• **Stored records**:
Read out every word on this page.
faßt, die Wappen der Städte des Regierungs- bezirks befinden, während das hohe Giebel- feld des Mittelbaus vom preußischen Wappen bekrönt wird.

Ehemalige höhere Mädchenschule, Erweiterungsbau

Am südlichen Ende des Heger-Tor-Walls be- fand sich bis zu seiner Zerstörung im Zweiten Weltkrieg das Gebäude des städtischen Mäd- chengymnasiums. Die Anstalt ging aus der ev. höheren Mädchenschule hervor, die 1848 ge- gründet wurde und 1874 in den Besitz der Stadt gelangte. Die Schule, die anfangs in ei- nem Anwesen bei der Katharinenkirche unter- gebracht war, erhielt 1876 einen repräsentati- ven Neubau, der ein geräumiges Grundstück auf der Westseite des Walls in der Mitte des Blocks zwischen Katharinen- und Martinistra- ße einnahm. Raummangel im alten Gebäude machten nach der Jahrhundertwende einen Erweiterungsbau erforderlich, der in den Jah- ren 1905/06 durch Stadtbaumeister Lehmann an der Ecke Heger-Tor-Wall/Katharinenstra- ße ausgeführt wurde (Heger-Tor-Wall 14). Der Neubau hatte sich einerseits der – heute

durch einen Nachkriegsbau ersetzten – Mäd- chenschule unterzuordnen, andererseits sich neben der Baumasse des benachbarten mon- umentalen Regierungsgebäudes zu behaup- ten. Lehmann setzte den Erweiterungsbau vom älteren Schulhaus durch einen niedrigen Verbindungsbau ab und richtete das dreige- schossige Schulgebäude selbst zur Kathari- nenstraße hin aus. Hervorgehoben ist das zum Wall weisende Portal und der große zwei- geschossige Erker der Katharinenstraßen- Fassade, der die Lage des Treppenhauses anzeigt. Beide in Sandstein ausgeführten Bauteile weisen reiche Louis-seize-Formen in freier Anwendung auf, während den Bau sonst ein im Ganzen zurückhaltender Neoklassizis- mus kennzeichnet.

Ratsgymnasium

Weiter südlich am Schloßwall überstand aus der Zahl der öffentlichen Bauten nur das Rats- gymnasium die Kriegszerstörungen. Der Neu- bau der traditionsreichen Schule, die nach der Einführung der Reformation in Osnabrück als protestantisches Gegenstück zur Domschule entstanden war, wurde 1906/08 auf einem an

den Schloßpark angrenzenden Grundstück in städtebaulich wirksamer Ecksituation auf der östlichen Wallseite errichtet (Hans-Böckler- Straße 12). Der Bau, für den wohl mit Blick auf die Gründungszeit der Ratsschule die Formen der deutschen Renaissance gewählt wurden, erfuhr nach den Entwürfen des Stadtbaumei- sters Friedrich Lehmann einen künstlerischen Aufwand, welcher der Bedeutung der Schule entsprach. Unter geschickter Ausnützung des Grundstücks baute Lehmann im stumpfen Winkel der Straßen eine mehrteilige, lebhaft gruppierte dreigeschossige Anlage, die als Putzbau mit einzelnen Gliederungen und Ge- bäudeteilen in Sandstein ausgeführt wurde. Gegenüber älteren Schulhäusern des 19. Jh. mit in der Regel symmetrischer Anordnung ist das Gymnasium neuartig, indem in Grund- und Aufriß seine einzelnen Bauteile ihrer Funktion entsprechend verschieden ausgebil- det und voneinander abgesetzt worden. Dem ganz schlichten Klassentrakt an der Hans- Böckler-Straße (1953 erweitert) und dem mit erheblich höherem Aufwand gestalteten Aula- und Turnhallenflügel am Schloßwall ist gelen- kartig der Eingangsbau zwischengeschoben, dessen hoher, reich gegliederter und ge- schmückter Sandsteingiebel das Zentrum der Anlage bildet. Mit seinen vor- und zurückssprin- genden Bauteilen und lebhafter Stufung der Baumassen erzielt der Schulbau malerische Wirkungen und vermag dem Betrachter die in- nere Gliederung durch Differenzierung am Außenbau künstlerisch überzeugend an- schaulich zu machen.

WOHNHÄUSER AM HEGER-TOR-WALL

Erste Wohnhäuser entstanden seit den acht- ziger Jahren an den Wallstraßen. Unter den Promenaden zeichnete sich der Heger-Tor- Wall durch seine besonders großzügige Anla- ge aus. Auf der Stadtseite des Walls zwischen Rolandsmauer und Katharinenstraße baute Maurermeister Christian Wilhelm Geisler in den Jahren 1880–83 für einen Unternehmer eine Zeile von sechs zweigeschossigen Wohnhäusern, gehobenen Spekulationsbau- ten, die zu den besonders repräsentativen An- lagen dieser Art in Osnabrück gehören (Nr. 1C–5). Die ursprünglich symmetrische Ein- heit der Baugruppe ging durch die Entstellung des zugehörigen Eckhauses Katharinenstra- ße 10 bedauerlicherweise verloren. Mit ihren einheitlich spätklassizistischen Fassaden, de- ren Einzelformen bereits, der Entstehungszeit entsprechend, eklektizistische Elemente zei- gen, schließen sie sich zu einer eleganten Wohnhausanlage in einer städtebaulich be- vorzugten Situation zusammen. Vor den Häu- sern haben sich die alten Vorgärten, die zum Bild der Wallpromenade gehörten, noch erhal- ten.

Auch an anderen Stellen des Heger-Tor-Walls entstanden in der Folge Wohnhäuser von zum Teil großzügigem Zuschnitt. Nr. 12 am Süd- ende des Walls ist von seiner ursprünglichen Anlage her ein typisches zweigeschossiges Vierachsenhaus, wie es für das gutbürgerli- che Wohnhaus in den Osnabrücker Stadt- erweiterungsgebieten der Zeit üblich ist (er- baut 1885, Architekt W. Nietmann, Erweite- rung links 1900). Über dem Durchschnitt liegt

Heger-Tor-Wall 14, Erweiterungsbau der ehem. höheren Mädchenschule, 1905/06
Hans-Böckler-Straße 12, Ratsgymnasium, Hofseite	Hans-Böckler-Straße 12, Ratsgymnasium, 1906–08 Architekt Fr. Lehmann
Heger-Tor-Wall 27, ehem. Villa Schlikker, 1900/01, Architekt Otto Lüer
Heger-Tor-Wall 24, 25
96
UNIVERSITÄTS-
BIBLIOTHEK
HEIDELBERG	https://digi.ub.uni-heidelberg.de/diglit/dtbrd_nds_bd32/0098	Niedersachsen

• **Direction**: Return the material in full, exactly as shown.

• **Solution for this problem**:
Read out every word on this page.
faßt, die Wappen der Städte des Regierungs- bezirks befinden, während das hohe Giebel- feld des Mittelbaus vom preußischen Wappen bekrönt wird.

Ehemalige höhere Mädchenschule, Erweiterungsbau

Am südlichen Ende des Heger-Tor-Walls be- fand sich bis zu seiner Zerstörung im Zweiten Weltkrieg das Gebäude des städtischen Mäd- chengymnasiums. Die Anstalt ging aus der ev. höheren Mädchenschule hervor, die 1848 ge- gründet wurde und 1874 in den Besitz der Stadt gelangte. Die Schule, die anfangs in ei- nem Anwesen bei der Katharinenkirche unter- gebracht war, erhielt 1876 einen repräsentati- ven Neubau, der ein geräumiges Grundstück auf der Westseite des Walls in der Mitte des Blocks zwischen Katharinen- und Martinistra- ße einnahm. Raummangel im alten Gebäude machten nach der Jahrhundertwende einen Erweiterungsbau erforderlich, der in den Jah- ren 1905/06 durch Stadtbaumeister Lehmann an der Ecke Heger-Tor-Wall/Katharinenstra- ße ausgeführt wurde (Heger-Tor-Wall 14). Der Neubau hatte sich einerseits der – heute

durch einen Nachkriegsbau ersetzten – Mäd- chenschule unterzuordnen, andererseits sich neben der Baumasse des benachbarten mon- umentalen Regierungsgebäudes zu behaup- ten. Lehmann setzte den Erweiterungsbau vom älteren Schulhaus durch einen niedrigen Verbindungsbau ab und richtete das dreige- schossige Schulgebäude selbst zur Kathari- nenstraße hin aus. Hervorgehoben ist das zum Wall weisende Portal und der große zwei- geschossige Erker der Katharinenstraßen- Fassade, der die Lage des Treppenhauses anzeigt. Beide in Sandstein ausgeführten Bauteile weisen reiche Louis-seize-Formen in freier Anwendung auf, während den Bau sonst ein im Ganzen zurückhaltender Neoklassizis- mus kennzeichnet.

Ratsgymnasium

Weiter südlich am Schloßwall überstand aus der Zahl der öffentlichen Bauten nur das Rats- gymnasium die Kriegszerstörungen. Der Neu- bau der traditionsreichen Schule, die nach der Einführung der Reformation in Osnabrück als protestantisches Gegenstück zur Domschule entstanden war, wurde 1906/08 auf einem an

den Schloßpark angrenzenden Grundstück in städtebaulich wirksamer Ecksituation auf der östlichen Wallseite errichtet (Hans-Böckler- Straße 12). Der Bau, für den wohl mit Blick auf die Gründungszeit der Ratsschule die Formen der deutschen Renaissance gewählt wurden, erfuhr nach den Entwürfen des Stadtbaumei- sters Friedrich Lehmann einen künstlerischen Aufwand, welcher der Bedeutung der Schule entsprach. Unter geschickter Ausnützung des Grundstücks baute Lehmann im stumpfen Winkel der Straßen eine mehrteilige, lebhaft gruppierte dreigeschossige Anlage, die als Putzbau mit einzelnen Gliederungen und Ge- bäudeteilen in Sandstein ausgeführt wurde. Gegenüber älteren Schulhäusern des 19. Jh. mit in der Regel symmetrischer Anordnung ist das Gymnasium neuartig, indem in Grund- und Aufriß seine einzelnen Bauteile ihrer Funktion entsprechend verschieden ausgebil- det und voneinander abgesetzt worden. Dem ganz schlichten Klassentrakt an der Hans- Böckler-Straße (1953 erweitert) und dem mit erheblich höherem Aufwand gestalteten Aula- und Turnhallenflügel am Schloßwall ist gelen- kartig der Eingangsbau zwischengeschoben, dessen hoher, reich gegliederter und ge- schmückter Sandsteingiebel das Zentrum der Anlage bildet. Mit seinen vor- und zurückssprin- genden Bauteilen und lebhafter Stufung der Baumassen erzielt der Schulbau malerische Wirkungen und vermag dem Betrachter die in- nere Gliederung durch Differenzierung am Außenbau künstlerisch überzeugend an- schaulich zu machen.

WOHNHÄUSER AM HEGER-TOR-WALL

Erste Wohnhäuser entstanden seit den acht- ziger Jahren an den Wallstraßen. Unter den Promenaden zeichnete sich der Heger-Tor- Wall durch seine besonders großzügige Anla- ge aus. Auf der Stadtseite des Walls zwischen Rolandsmauer und Katharinenstraße baute Maurermeister Christian Wilhelm Geisler in den Jahren 1880–83 für einen Unternehmer eine Zeile von sechs zweigeschossigen Wohnhäusern, gehobenen Spekulationsbau- ten, die zu den besonders repräsentativen An- lagen dieser Art in Osnabrück gehören (Nr. 1C–5). Die ursprünglich symmetrische Ein- heit der Baugruppe ging durch die Entstellung des zugehörigen Eckhauses Katharinenstra- ße 10 bedauerlicherweise verloren. Mit ihren einheitlich spätklassizistischen Fassaden, de- ren Einzelformen bereits, der Entstehungszeit entsprechend, eklektizistische Elemente zei- gen, schließen sie sich zu einer eleganten Wohnhausanlage in einer städtebaulich be- vorzugten Situation zusammen. Vor den Häu- sern haben sich die alten Vorgärten, die zum Bild der Wallpromenade gehörten, noch erhal- ten.

Auch an anderen Stellen des Heger-Tor-Walls entstanden in der Folge Wohnhäuser von zum Teil großzügigem Zuschnitt. Nr. 12 am Süd- ende des Walls ist von seiner ursprünglichen Anlage her ein typisches zweigeschossiges Vierachsenhaus, wie es für das gutbürgerli- che Wohnhaus in den Osnabrücker Stadt- erweiterungsgebieten der Zeit üblich ist (er- baut 1885, Architekt W. Nietmann, Erweite- rung links 1900). Über dem Durchschnitt liegt

Heger-Tor-Wall 14, Erweiterungsbau der ehem. höheren Mädchenschule, 1905/06
Hans-Böckler-Straße 12, Ratsgymnasium, Hofseite	Hans-Böckler-Straße 12, Ratsgymnasium, 1906–08 Architekt Fr. Lehmann
Heger-Tor-Wall 27, ehem. Villa Schlikker, 1900/01, Architekt Otto Lüer
Heger-Tor-Wall 24, 25
96
UNIVERSITÄTS-
BIBLIOTHEK
HEIDELBERG	https://digi.ub.uni-heidelberg.de/diglit/dtbrd_nds_bd32/0098	Niedersachsen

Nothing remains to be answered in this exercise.